Please copy every line of the entries below word for word.

----------

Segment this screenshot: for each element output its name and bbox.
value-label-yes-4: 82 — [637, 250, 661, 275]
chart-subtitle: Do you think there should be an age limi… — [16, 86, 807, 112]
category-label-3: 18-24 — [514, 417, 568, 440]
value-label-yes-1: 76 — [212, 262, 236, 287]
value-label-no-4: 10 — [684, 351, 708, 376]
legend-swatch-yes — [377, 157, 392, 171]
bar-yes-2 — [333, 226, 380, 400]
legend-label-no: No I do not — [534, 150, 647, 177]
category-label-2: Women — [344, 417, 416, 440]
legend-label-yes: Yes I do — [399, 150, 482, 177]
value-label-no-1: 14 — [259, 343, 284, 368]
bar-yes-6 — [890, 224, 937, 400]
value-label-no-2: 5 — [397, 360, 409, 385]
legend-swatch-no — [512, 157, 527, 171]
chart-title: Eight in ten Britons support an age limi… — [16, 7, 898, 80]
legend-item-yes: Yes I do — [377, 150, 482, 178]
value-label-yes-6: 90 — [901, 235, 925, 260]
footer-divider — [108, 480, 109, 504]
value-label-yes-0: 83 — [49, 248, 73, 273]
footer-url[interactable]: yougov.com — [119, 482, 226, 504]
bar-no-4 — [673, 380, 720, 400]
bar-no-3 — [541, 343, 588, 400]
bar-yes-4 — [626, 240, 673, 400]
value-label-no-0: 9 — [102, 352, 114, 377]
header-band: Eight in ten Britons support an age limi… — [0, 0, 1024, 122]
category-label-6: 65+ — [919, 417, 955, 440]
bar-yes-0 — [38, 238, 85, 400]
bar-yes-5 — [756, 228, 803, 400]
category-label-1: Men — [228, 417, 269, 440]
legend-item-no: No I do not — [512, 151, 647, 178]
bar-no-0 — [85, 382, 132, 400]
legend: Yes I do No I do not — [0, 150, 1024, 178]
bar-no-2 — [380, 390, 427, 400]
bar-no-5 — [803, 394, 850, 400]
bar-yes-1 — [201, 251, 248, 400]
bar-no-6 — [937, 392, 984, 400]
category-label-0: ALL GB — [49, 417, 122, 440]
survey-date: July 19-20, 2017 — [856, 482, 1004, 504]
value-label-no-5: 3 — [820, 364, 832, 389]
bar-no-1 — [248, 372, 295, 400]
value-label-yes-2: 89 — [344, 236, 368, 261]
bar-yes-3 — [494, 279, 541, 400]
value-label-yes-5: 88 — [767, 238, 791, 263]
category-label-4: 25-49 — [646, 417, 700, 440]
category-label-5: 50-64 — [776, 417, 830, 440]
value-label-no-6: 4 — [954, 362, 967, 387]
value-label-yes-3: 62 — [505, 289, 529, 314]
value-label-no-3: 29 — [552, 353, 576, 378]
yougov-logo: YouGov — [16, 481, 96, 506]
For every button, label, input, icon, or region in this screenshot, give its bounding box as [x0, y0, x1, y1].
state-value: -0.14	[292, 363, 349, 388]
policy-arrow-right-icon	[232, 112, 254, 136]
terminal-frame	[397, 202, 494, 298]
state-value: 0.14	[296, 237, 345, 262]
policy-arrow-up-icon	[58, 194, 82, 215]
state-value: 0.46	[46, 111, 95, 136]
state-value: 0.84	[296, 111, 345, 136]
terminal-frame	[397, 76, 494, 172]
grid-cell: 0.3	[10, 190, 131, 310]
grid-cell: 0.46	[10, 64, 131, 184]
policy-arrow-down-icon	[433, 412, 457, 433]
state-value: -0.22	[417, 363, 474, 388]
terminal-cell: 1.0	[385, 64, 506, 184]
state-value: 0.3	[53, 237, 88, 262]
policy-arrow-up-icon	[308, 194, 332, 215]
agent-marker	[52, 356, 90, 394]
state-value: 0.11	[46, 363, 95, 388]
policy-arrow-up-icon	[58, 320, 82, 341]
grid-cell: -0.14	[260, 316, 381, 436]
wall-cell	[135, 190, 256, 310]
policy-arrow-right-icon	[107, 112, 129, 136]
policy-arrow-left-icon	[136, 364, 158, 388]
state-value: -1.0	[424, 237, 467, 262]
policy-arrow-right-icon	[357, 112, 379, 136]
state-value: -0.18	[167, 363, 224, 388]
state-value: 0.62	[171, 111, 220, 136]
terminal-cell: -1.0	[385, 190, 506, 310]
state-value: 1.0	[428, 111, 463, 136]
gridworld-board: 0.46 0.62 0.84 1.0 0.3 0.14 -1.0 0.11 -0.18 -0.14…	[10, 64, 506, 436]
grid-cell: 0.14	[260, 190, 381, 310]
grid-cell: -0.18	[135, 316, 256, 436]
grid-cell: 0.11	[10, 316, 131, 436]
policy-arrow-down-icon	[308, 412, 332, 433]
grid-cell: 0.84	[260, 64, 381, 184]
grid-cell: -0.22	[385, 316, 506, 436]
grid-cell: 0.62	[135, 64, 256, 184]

----------

# [SOLUTION FOR THIS EXERCISE]
Segment this screenshot: for each element output its name and bbox.
value-label-yes-4: 82 — [637, 250, 661, 275]
chart-subtitle: Do you think there should be an age limi… — [16, 86, 807, 112]
category-label-3: 18-24 — [514, 417, 568, 440]
value-label-yes-1: 76 — [212, 262, 236, 287]
value-label-no-4: 10 — [684, 351, 708, 376]
legend-swatch-yes — [377, 157, 392, 171]
bar-yes-2 — [333, 226, 380, 400]
legend-label-no: No I do not — [534, 150, 647, 177]
category-label-2: Women — [344, 417, 416, 440]
legend-label-yes: Yes I do — [399, 150, 482, 177]
value-label-no-1: 14 — [259, 343, 284, 368]
bar-yes-6 — [890, 224, 937, 400]
value-label-no-2: 5 — [397, 360, 409, 385]
legend-swatch-no — [512, 157, 527, 171]
chart-title: Eight in ten Britons support an age limi… — [16, 7, 898, 80]
legend-item-yes: Yes I do — [377, 150, 482, 178]
value-label-yes-6: 90 — [901, 235, 925, 260]
footer-divider — [108, 480, 109, 504]
value-label-yes-0: 83 — [49, 248, 73, 273]
footer-url[interactable]: yougov.com — [119, 482, 226, 504]
bar-no-4 — [673, 380, 720, 400]
bar-no-3 — [541, 343, 588, 400]
bar-yes-4 — [626, 240, 673, 400]
value-label-no-0: 9 — [102, 352, 114, 377]
header-band: Eight in ten Britons support an age limi… — [0, 0, 1024, 122]
category-label-6: 65+ — [919, 417, 955, 440]
bar-yes-0 — [38, 238, 85, 400]
bar-yes-5 — [756, 228, 803, 400]
category-label-1: Men — [228, 417, 269, 440]
legend-item-no: No I do not — [512, 151, 647, 178]
bar-no-0 — [85, 382, 132, 400]
legend: Yes I do No I do not — [0, 150, 1024, 178]
bar-no-2 — [380, 390, 427, 400]
bar-no-5 — [803, 394, 850, 400]
bar-yes-1 — [201, 251, 248, 400]
bar-no-6 — [937, 392, 984, 400]
category-label-0: ALL GB — [49, 417, 122, 440]
survey-date: July 19-20, 2017 — [856, 482, 1004, 504]
value-label-no-5: 3 — [820, 364, 832, 389]
bar-no-1 — [248, 372, 295, 400]
value-label-yes-2: 89 — [344, 236, 368, 261]
bar-yes-3 — [494, 279, 541, 400]
value-label-yes-5: 88 — [767, 238, 791, 263]
category-label-4: 25-49 — [646, 417, 700, 440]
category-label-5: 50-64 — [776, 417, 830, 440]
value-label-no-6: 4 — [954, 362, 967, 387]
value-label-yes-3: 62 — [505, 289, 529, 314]
value-label-no-3: 29 — [552, 353, 576, 378]
yougov-logo: YouGov — [16, 481, 96, 506]
For every button, label, input, icon, or region in this screenshot, give its bounding box as [x0, y0, x1, y1].
state-value: -0.14	[292, 363, 349, 388]
policy-arrow-right-icon	[232, 112, 254, 136]
terminal-frame	[397, 202, 494, 298]
state-value: 0.14	[296, 237, 345, 262]
policy-arrow-up-icon	[58, 194, 82, 215]
state-value: 0.46	[46, 111, 95, 136]
state-value: 0.84	[296, 111, 345, 136]
terminal-frame	[397, 76, 494, 172]
grid-cell: 0.3	[10, 190, 131, 310]
grid-cell: 0.46	[10, 64, 131, 184]
policy-arrow-down-icon	[433, 412, 457, 433]
state-value: -0.22	[417, 363, 474, 388]
terminal-cell: 1.0	[385, 64, 506, 184]
state-value: 0.3	[53, 237, 88, 262]
policy-arrow-up-icon	[308, 194, 332, 215]
agent-marker	[52, 356, 90, 394]
state-value: 0.11	[46, 363, 95, 388]
policy-arrow-up-icon	[58, 320, 82, 341]
grid-cell: -0.14	[260, 316, 381, 436]
wall-cell	[135, 190, 256, 310]
policy-arrow-right-icon	[107, 112, 129, 136]
policy-arrow-left-icon	[136, 364, 158, 388]
state-value: -1.0	[424, 237, 467, 262]
policy-arrow-right-icon	[357, 112, 379, 136]
state-value: -0.18	[167, 363, 224, 388]
state-value: 0.62	[171, 111, 220, 136]
terminal-cell: -1.0	[385, 190, 506, 310]
state-value: 1.0	[428, 111, 463, 136]
gridworld-board: 0.46 0.62 0.84 1.0 0.3 0.14 -1.0 0.11 -0.18 -0.14…	[10, 64, 506, 436]
grid-cell: 0.14	[260, 190, 381, 310]
grid-cell: -0.18	[135, 316, 256, 436]
grid-cell: 0.11	[10, 316, 131, 436]
policy-arrow-down-icon	[308, 412, 332, 433]
grid-cell: 0.84	[260, 64, 381, 184]
grid-cell: -0.22	[385, 316, 506, 436]
grid-cell: 0.62	[135, 64, 256, 184]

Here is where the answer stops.